──────── Supplied records
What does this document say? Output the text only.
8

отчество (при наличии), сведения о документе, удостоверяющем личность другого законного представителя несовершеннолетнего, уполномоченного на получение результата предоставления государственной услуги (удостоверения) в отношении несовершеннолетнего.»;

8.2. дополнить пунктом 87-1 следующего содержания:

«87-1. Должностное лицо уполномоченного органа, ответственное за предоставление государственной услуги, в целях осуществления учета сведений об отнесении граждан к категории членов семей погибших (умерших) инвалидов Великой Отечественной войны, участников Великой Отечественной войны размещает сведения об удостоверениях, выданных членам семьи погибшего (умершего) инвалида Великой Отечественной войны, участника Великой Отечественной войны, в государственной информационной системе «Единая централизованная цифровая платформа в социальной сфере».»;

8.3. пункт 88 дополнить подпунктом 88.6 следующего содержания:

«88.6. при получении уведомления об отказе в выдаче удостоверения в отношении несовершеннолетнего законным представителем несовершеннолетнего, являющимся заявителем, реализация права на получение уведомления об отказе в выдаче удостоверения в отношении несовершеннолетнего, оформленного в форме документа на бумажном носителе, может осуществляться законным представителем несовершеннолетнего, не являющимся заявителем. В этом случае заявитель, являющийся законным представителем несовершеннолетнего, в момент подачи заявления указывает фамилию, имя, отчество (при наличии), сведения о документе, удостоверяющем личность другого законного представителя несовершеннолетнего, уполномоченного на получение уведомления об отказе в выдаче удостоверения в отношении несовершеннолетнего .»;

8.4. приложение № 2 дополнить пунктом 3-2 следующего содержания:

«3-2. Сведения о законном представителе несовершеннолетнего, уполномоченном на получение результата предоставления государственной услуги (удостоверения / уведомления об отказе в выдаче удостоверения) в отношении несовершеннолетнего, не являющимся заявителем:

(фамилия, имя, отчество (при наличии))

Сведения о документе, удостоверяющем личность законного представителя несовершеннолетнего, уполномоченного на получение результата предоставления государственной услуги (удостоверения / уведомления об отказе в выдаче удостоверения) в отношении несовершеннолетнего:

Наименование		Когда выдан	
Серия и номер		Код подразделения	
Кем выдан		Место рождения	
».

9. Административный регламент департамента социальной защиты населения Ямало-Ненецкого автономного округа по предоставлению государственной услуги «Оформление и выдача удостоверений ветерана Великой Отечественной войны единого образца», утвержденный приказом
────────────────
■ **Task statement**: In the records above, how many lines contain the word "социальной"? Give the number alone.

■ **In response**: 2